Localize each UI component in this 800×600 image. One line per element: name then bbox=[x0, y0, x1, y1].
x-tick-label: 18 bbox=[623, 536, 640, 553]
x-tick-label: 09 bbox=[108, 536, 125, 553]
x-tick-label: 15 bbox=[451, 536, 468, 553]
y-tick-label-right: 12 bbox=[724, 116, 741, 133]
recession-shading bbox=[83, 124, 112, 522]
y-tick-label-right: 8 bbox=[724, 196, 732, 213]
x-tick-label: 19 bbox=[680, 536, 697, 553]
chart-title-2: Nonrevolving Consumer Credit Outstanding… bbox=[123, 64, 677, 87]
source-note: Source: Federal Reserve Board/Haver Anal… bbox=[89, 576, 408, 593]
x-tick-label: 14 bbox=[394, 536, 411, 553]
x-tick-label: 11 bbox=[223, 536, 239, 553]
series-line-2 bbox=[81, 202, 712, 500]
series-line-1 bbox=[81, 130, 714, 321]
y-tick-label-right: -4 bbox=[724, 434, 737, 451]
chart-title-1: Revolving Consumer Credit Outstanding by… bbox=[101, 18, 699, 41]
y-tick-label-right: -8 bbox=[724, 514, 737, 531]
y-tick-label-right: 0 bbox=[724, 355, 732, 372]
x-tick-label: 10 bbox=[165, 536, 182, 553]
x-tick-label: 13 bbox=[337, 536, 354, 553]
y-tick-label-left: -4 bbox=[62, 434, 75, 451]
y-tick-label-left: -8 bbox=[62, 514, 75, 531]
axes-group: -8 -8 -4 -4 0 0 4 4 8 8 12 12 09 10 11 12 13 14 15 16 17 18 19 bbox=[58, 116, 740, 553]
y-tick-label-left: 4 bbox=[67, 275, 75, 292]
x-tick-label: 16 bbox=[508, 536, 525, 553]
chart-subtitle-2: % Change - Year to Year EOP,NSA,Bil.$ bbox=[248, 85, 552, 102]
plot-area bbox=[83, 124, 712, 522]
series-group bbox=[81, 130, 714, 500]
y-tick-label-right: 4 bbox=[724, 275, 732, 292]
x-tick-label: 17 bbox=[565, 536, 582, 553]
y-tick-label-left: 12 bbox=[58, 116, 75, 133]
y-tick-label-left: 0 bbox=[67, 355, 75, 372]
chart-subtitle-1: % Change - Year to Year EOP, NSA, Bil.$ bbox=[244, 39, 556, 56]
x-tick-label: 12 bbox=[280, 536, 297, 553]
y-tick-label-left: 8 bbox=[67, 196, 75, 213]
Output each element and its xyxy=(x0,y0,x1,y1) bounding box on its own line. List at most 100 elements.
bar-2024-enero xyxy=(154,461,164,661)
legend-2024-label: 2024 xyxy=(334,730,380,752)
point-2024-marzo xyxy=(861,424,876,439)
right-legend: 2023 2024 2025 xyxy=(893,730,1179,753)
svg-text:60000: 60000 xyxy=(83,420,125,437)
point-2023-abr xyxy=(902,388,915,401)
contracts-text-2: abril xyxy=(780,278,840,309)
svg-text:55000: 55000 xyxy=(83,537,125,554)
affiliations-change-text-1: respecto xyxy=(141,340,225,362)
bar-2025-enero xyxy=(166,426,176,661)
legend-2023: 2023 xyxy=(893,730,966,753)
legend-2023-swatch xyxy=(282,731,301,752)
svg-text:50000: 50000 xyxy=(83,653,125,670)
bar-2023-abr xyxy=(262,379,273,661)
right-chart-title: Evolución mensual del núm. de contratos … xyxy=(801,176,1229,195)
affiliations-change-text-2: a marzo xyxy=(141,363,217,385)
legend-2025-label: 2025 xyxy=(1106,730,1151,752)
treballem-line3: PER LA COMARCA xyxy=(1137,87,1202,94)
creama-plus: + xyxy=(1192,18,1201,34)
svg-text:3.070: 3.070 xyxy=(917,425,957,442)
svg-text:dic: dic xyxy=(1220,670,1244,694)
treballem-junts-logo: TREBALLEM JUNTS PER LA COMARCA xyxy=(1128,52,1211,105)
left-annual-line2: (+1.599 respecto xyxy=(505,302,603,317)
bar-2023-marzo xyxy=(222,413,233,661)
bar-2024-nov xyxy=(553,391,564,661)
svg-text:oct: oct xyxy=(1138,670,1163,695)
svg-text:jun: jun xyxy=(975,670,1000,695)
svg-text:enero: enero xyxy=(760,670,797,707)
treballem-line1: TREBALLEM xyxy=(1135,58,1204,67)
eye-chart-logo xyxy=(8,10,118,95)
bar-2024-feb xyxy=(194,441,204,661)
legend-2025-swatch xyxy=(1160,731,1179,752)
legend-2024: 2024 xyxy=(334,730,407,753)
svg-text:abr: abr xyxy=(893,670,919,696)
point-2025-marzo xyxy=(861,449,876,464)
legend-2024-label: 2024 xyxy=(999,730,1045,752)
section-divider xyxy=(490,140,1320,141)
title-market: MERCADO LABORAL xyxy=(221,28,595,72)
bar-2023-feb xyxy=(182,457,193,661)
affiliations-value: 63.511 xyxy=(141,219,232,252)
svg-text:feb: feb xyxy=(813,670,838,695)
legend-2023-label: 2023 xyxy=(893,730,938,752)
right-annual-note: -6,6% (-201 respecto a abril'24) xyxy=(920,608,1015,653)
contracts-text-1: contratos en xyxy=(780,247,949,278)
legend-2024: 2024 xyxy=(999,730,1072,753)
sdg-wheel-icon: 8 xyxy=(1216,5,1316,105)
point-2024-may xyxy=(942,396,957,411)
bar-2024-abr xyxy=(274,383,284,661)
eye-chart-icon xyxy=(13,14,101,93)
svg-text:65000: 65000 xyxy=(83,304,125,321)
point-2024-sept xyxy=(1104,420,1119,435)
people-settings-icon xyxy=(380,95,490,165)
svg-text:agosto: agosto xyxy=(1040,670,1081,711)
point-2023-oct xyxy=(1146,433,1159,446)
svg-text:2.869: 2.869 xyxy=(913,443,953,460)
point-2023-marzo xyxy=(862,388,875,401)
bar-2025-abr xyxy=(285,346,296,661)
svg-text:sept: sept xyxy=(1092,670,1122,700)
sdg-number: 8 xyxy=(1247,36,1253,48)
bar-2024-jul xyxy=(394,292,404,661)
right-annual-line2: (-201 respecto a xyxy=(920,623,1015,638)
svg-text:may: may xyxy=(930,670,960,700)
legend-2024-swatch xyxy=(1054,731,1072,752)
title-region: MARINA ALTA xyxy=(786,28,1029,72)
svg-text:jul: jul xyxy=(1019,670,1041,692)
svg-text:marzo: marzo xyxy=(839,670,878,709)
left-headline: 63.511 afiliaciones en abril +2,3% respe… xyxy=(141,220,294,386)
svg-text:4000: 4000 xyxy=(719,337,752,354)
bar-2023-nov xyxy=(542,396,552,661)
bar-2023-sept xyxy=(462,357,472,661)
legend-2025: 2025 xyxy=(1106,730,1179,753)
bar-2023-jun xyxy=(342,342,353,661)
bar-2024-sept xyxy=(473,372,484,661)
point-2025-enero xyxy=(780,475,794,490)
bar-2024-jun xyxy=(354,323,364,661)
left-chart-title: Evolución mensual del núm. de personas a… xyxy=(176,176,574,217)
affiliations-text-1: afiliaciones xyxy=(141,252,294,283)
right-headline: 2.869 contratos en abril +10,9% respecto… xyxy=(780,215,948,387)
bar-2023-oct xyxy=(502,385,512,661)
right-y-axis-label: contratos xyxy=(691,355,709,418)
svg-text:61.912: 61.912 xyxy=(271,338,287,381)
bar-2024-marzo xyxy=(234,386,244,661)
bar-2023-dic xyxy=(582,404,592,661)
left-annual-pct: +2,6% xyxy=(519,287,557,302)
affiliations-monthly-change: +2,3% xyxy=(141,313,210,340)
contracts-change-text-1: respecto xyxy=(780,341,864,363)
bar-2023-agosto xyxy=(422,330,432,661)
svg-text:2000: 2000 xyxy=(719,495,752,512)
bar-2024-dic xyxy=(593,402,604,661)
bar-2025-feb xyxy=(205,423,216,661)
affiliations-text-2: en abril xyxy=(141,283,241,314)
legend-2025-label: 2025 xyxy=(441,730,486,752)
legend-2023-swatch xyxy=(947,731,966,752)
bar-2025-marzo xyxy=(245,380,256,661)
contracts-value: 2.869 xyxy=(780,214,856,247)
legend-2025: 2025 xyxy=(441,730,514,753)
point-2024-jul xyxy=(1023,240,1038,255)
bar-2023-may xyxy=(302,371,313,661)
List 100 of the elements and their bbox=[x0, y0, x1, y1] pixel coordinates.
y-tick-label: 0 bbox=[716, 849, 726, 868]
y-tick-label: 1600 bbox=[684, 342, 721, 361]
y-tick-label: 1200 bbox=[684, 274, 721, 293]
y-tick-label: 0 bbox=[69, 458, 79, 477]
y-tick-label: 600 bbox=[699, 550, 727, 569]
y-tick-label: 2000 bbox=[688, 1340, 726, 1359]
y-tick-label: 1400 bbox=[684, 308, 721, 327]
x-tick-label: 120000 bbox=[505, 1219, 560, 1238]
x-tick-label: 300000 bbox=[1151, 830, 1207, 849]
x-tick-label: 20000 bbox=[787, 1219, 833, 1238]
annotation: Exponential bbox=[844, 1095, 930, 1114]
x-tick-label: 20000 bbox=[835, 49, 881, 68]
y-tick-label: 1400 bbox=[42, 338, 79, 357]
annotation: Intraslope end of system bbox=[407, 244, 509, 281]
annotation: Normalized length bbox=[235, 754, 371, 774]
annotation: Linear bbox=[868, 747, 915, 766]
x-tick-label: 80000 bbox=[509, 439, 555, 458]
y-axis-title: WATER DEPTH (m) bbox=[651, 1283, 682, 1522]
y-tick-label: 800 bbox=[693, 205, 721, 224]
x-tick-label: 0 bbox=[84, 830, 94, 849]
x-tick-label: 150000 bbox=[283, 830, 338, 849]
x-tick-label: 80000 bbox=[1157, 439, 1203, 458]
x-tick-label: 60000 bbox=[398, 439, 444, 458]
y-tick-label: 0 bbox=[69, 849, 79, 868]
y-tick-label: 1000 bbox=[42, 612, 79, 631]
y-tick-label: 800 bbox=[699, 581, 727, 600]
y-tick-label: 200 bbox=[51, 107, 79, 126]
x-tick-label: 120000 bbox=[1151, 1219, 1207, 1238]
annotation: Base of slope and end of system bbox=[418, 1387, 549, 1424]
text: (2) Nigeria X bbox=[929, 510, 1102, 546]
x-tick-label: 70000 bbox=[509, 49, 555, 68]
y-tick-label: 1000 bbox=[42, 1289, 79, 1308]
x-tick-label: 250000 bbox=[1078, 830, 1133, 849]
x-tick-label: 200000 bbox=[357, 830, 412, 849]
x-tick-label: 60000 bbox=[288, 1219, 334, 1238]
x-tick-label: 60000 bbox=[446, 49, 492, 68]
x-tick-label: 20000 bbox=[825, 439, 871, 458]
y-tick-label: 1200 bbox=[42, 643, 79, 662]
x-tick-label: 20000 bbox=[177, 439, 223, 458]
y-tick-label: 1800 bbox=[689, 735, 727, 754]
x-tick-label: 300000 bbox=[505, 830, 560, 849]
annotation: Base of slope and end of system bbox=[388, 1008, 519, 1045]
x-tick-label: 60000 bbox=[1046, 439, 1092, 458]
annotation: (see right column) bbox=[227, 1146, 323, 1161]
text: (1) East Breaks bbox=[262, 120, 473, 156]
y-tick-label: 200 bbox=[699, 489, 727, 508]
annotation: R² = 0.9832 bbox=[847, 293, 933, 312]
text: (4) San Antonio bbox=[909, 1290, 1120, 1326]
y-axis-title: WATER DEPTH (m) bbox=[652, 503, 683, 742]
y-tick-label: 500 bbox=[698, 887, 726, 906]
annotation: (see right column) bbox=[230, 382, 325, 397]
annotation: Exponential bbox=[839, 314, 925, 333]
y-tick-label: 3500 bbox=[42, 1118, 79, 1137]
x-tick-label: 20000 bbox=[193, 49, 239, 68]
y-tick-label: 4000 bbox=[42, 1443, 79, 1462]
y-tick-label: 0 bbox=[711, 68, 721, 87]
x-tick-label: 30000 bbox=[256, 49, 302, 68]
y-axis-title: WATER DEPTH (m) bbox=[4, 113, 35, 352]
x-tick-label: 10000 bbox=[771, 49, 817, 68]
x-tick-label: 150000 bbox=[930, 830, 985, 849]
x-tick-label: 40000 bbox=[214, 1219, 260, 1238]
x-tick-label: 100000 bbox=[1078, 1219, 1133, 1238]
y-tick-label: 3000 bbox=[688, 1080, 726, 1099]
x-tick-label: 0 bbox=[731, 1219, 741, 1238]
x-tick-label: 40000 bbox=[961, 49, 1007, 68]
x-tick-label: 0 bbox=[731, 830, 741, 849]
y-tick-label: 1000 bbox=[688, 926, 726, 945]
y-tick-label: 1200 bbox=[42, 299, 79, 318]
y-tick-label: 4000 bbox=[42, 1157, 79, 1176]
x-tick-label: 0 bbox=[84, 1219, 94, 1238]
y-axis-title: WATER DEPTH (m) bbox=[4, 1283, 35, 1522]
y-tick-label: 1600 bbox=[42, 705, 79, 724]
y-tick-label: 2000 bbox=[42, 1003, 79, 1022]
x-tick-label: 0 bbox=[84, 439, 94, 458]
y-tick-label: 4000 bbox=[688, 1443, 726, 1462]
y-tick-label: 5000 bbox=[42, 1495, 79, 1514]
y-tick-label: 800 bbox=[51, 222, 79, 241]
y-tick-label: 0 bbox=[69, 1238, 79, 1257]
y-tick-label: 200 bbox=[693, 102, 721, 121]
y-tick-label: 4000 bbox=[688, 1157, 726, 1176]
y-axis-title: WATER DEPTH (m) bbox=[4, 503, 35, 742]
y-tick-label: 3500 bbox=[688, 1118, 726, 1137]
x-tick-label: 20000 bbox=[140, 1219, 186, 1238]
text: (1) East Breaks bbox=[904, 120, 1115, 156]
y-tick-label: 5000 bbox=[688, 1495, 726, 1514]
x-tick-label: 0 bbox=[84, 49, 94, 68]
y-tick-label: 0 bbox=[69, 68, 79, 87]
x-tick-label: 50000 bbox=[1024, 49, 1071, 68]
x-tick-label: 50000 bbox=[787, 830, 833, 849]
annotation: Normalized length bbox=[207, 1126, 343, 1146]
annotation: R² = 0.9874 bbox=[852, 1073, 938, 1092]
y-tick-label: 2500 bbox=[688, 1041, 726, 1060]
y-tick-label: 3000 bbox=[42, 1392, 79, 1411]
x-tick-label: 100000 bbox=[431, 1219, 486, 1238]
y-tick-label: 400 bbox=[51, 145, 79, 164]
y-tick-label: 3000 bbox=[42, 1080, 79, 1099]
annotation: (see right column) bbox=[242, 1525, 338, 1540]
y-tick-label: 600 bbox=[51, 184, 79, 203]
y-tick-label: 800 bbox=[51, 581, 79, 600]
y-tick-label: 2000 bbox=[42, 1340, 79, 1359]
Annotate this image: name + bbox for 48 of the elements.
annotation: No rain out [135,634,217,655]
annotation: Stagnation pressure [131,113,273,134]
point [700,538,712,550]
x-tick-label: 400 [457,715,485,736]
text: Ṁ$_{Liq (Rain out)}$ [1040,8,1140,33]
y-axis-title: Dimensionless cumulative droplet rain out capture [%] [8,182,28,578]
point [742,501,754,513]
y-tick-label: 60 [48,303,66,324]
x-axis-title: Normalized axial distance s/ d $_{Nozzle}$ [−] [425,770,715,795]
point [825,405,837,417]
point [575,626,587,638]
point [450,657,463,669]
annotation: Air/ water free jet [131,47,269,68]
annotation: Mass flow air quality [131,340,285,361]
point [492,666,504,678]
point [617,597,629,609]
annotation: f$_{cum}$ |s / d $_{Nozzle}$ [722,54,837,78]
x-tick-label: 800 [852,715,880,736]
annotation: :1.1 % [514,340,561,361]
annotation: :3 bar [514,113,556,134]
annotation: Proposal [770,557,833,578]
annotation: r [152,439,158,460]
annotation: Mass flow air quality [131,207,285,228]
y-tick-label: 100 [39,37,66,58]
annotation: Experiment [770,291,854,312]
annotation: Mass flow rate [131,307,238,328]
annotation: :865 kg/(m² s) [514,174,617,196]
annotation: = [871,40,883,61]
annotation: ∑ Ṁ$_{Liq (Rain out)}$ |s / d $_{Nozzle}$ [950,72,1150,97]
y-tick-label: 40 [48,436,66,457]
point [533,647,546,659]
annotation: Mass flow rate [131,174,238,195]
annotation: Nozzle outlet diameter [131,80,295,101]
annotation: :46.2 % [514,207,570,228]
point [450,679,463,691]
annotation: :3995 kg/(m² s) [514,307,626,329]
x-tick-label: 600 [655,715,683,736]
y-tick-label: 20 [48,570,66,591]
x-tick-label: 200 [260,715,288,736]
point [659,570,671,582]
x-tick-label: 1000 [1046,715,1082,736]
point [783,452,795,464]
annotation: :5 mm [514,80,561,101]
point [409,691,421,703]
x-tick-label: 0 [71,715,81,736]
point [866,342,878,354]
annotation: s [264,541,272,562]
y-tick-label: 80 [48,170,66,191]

◆ ◆ ◆ ◆ ◆ ◆ ◆

- **Description of the task**:
Please copy the material verbatim, starting at its first line and ending at the line that contains "recession-shading bbox=[83, 124, 112, 522]", with both of those lines included.

- **Response**:
Localize each UI component in this 800×600 image. One line per element: name then bbox=[x0, y0, x1, y1].
x-tick-label: 18 bbox=[623, 536, 640, 553]
x-tick-label: 09 bbox=[108, 536, 125, 553]
x-tick-label: 15 bbox=[451, 536, 468, 553]
y-tick-label-right: 12 bbox=[724, 116, 741, 133]
recession-shading bbox=[83, 124, 112, 522]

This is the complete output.